__Directions for this task__:
Check each line of the listing below for the string "http", and give only how many lines hold it.

__Supplied material__:
--- Start ---
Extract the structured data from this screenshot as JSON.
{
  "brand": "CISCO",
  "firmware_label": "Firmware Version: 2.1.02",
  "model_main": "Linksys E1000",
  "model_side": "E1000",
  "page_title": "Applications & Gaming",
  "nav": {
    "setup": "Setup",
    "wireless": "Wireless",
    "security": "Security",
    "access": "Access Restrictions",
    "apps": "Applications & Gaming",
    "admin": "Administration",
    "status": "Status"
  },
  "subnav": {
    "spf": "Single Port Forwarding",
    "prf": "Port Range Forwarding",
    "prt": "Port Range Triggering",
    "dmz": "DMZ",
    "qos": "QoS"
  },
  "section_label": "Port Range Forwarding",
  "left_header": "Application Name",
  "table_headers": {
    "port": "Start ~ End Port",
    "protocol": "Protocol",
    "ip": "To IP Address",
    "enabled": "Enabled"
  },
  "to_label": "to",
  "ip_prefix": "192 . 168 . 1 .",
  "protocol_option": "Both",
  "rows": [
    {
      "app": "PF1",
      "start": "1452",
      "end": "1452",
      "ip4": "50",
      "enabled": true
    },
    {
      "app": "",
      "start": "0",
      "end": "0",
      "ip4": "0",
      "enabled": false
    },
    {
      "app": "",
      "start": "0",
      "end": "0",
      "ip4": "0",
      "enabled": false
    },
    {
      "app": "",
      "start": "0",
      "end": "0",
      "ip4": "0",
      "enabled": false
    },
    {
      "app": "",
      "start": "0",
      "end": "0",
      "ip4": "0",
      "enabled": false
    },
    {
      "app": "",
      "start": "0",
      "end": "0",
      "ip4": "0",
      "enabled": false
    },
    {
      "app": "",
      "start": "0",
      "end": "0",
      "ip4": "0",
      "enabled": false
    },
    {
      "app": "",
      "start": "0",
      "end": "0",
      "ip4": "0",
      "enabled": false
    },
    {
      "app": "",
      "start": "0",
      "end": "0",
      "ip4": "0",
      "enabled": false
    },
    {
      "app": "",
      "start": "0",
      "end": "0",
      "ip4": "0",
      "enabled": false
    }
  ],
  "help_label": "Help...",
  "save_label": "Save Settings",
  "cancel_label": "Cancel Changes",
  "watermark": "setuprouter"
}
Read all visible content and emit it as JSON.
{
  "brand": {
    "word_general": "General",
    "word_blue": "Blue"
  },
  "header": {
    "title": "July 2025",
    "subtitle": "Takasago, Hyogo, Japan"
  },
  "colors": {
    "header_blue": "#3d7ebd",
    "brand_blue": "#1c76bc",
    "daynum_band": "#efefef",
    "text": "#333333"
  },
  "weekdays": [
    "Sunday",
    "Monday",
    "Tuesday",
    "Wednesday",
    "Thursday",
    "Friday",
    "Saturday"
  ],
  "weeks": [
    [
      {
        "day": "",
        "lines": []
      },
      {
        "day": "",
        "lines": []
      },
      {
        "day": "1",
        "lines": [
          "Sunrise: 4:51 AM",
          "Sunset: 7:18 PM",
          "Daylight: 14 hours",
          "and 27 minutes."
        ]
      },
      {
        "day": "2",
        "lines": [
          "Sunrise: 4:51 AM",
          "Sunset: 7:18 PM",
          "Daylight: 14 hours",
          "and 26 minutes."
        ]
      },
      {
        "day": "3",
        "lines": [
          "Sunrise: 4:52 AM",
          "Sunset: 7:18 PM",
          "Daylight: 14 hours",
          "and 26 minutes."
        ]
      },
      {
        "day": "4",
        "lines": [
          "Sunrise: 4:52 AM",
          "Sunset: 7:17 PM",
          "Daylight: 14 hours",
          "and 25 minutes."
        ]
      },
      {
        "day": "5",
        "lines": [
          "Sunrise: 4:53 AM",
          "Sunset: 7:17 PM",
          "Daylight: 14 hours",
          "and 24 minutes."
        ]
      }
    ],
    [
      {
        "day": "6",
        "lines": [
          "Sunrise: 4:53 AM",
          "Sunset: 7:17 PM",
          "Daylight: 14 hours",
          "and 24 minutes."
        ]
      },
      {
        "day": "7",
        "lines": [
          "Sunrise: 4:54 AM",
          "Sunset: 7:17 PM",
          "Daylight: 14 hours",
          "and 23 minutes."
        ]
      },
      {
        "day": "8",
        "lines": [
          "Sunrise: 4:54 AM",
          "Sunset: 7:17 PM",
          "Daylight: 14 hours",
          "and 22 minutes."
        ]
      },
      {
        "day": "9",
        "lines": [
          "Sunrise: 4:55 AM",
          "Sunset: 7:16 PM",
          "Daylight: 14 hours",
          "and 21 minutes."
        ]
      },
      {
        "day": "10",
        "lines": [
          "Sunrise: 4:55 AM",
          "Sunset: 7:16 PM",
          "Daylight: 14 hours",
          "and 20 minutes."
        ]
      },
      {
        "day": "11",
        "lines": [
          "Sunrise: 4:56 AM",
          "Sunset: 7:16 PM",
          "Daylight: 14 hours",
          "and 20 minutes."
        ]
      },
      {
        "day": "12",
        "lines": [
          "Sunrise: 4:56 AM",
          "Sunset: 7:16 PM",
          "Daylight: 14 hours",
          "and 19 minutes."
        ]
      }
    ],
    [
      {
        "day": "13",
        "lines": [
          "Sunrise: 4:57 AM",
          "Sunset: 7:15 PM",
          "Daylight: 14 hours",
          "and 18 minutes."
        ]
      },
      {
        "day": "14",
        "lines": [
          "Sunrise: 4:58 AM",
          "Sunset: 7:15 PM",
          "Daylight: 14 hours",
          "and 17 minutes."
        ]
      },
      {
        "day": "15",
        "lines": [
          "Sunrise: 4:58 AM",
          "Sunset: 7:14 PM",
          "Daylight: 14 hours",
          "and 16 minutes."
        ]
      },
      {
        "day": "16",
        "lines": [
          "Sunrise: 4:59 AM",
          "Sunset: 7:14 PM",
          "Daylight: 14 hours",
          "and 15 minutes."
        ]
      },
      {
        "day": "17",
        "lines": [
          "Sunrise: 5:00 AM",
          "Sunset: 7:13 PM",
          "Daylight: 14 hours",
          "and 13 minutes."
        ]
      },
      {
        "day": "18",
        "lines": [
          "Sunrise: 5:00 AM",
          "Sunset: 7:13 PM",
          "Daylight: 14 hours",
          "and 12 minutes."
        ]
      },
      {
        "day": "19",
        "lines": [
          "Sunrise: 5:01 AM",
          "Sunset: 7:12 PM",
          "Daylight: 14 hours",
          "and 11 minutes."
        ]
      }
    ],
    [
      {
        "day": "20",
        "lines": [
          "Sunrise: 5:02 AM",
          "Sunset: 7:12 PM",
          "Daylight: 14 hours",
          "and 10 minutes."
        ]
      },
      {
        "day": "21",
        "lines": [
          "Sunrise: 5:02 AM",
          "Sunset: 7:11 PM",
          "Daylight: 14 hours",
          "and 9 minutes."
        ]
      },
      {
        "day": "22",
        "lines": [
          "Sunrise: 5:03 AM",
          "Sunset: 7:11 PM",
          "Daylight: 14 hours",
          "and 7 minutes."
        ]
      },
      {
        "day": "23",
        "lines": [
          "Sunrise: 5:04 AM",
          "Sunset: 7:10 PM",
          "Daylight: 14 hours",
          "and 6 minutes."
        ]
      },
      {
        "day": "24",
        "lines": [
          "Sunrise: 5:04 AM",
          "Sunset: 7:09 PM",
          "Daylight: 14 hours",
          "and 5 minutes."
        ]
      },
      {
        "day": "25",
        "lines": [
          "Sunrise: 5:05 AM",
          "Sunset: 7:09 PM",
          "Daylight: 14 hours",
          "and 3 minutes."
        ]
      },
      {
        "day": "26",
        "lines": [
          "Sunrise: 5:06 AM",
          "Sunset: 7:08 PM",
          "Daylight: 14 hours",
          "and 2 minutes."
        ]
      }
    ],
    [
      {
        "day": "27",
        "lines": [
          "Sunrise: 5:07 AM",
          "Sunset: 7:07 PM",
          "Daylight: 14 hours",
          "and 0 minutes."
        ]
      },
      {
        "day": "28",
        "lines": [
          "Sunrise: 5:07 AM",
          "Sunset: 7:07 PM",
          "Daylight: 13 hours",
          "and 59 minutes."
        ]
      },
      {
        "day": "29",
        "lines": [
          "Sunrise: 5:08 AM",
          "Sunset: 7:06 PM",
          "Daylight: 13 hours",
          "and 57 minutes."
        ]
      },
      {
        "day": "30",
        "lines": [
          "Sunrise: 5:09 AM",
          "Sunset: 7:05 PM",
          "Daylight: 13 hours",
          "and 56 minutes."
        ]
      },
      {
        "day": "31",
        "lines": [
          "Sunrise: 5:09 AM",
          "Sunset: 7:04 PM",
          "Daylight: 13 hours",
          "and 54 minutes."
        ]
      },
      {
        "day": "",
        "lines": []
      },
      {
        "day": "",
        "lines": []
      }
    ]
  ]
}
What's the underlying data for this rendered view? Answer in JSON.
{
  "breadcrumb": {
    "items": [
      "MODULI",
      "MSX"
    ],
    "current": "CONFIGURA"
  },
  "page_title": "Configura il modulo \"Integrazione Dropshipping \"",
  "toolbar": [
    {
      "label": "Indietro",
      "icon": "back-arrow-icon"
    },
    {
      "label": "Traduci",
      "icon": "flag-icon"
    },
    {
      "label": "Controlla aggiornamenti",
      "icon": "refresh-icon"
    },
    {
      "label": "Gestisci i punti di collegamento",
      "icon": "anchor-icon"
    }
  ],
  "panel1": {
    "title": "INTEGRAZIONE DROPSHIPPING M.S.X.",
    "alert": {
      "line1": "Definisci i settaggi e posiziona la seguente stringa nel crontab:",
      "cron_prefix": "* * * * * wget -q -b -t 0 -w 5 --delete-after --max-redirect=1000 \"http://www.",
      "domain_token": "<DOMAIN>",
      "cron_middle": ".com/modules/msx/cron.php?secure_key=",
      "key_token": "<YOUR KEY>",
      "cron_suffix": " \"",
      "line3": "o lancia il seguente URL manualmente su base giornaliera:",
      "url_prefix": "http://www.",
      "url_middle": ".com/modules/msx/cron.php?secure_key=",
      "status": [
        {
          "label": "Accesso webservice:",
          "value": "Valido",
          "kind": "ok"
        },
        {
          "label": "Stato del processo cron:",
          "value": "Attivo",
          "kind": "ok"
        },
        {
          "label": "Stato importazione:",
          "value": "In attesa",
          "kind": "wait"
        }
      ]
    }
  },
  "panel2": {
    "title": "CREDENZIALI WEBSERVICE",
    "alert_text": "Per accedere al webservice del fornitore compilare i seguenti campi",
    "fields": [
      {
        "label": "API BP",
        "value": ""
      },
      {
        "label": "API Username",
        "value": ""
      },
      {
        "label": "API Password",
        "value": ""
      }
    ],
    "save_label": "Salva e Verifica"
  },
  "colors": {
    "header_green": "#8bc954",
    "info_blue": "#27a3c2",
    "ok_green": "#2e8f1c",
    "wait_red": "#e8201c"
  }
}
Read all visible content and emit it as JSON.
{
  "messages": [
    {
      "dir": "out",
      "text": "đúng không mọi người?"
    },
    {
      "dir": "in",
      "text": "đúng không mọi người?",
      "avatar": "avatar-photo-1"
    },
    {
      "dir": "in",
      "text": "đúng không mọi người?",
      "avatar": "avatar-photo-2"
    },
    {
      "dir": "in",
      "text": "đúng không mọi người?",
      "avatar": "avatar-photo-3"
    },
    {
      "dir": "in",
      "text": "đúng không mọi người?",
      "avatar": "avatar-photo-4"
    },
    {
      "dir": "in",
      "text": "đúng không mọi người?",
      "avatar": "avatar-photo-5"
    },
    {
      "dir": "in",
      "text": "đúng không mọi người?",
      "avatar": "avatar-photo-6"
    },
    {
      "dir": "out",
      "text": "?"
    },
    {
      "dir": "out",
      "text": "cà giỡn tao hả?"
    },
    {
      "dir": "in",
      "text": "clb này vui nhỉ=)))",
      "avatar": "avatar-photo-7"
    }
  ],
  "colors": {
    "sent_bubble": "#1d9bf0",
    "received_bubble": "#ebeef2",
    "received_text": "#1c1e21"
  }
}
--- End ---
__The response__:
2